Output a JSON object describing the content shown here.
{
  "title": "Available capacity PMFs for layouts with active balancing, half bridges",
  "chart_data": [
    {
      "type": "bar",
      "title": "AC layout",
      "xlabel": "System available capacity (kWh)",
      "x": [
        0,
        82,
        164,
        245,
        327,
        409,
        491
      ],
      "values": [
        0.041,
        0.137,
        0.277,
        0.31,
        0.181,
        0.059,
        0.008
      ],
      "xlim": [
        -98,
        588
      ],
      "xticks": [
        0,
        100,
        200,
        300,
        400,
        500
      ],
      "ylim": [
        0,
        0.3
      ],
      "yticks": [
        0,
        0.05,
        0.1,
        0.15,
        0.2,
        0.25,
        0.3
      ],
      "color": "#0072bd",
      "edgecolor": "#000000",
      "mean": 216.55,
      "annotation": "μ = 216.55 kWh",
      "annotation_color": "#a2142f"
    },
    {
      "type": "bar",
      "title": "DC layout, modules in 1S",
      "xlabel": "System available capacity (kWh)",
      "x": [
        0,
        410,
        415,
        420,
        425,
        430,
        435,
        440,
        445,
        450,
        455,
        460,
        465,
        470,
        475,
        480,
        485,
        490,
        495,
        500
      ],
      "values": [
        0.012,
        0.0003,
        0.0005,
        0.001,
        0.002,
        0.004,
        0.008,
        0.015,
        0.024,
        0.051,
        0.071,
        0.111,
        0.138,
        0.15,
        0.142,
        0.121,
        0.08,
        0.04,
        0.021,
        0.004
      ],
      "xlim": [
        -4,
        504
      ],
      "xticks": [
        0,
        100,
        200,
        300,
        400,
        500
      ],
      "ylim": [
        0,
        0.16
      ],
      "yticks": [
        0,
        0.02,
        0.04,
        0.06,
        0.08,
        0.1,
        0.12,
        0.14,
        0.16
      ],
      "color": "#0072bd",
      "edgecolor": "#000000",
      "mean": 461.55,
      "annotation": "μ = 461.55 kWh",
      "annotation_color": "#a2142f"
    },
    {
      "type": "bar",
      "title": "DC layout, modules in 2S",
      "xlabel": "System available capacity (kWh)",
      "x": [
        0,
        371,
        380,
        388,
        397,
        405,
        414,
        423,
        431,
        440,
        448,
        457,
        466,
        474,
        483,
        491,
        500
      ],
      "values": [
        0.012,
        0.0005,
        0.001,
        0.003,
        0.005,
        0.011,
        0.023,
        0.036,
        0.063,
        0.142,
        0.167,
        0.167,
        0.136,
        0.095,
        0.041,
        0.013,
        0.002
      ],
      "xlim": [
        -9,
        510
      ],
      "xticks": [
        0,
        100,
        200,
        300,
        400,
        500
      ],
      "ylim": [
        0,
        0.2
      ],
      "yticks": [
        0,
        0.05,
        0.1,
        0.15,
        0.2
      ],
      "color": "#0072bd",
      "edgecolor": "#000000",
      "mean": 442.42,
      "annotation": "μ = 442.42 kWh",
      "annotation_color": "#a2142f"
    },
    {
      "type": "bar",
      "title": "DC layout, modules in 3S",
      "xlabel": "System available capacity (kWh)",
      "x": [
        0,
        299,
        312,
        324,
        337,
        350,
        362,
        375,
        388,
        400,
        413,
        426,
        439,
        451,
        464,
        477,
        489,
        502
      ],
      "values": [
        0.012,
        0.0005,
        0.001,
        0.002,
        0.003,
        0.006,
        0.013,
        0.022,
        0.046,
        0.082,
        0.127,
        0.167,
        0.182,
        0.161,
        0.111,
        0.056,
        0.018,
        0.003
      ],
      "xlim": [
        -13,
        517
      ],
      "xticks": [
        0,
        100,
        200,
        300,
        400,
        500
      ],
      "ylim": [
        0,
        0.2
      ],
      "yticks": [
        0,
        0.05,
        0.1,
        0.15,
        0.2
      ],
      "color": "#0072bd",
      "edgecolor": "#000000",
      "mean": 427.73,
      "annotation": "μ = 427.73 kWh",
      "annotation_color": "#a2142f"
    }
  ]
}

### What the task asks
Reproduce all of the material above word for word.

### Solution for this exercise
Output a JSON object describing the content shown here.
{
  "title": "Available capacity PMFs for layouts with active balancing, half bridges",
  "chart_data": [
    {
      "type": "bar",
      "title": "AC layout",
      "xlabel": "System available capacity (kWh)",
      "x": [
        0,
        82,
        164,
        245,
        327,
        409,
        491
      ],
      "values": [
        0.041,
        0.137,
        0.277,
        0.31,
        0.181,
        0.059,
        0.008
      ],
      "xlim": [
        -98,
        588
      ],
      "xticks": [
        0,
        100,
        200,
        300,
        400,
        500
      ],
      "ylim": [
        0,
        0.3
      ],
      "yticks": [
        0,
        0.05,
        0.1,
        0.15,
        0.2,
        0.25,
        0.3
      ],
      "color": "#0072bd",
      "edgecolor": "#000000",
      "mean": 216.55,
      "annotation": "μ = 216.55 kWh",
      "annotation_color": "#a2142f"
    },
    {
      "type": "bar",
      "title": "DC layout, modules in 1S",
      "xlabel": "System available capacity (kWh)",
      "x": [
        0,
        410,
        415,
        420,
        425,
        430,
        435,
        440,
        445,
        450,
        455,
        460,
        465,
        470,
        475,
        480,
        485,
        490,
        495,
        500
      ],
      "values": [
        0.012,
        0.0003,
        0.0005,
        0.001,
        0.002,
        0.004,
        0.008,
        0.015,
        0.024,
        0.051,
        0.071,
        0.111,
        0.138,
        0.15,
        0.142,
        0.121,
        0.08,
        0.04,
        0.021,
        0.004
      ],
      "xlim": [
        -4,
        504
      ],
      "xticks": [
        0,
        100,
        200,
        300,
        400,
        500
      ],
      "ylim": [
        0,
        0.16
      ],
      "yticks": [
        0,
        0.02,
        0.04,
        0.06,
        0.08,
        0.1,
        0.12,
        0.14,
        0.16
      ],
      "color": "#0072bd",
      "edgecolor": "#000000",
      "mean": 461.55,
      "annotation": "μ = 461.55 kWh",
      "annotation_color": "#a2142f"
    },
    {
      "type": "bar",
      "title": "DC layout, modules in 2S",
      "xlabel": "System available capacity (kWh)",
      "x": [
        0,
        371,
        380,
        388,
        397,
        405,
        414,
        423,
        431,
        440,
        448,
        457,
        466,
        474,
        483,
        491,
        500
      ],
      "values": [
        0.012,
        0.0005,
        0.001,
        0.003,
        0.005,
        0.011,
        0.023,
        0.036,
        0.063,
        0.142,
        0.167,
        0.167,
        0.136,
        0.095,
        0.041,
        0.013,
        0.002
      ],
      "xlim": [
        -9,
        510
      ],
      "xticks": [
        0,
        100,
        200,
        300,
        400,
        500
      ],
      "ylim": [
        0,
        0.2
      ],
      "yticks": [
        0,
        0.05,
        0.1,
        0.15,
        0.2
      ],
      "color": "#0072bd",
      "edgecolor": "#000000",
      "mean": 442.42,
      "annotation": "μ = 442.42 kWh",
      "annotation_color": "#a2142f"
    },
    {
      "type": "bar",
      "title": "DC layout, modules in 3S",
      "xlabel": "System available capacity (kWh)",
      "x": [
        0,
        299,
        312,
        324,
        337,
        350,
        362,
        375,
        388,
        400,
        413,
        426,
        439,
        451,
        464,
        477,
        489,
        502
      ],
      "values": [
        0.012,
        0.0005,
        0.001,
        0.002,
        0.003,
        0.006,
        0.013,
        0.022,
        0.046,
        0.082,
        0.127,
        0.167,
        0.182,
        0.161,
        0.111,
        0.056,
        0.018,
        0.003
      ],
      "xlim": [
        -13,
        517
      ],
      "xticks": [
        0,
        100,
        200,
        300,
        400,
        500
      ],
      "ylim": [
        0,
        0.2
      ],
      "yticks": [
        0,
        0.05,
        0.1,
        0.15,
        0.2
      ],
      "color": "#0072bd",
      "edgecolor": "#000000",
      "mean": 427.73,
      "annotation": "μ = 427.73 kWh",
      "annotation_color": "#a2142f"
    }
  ]
}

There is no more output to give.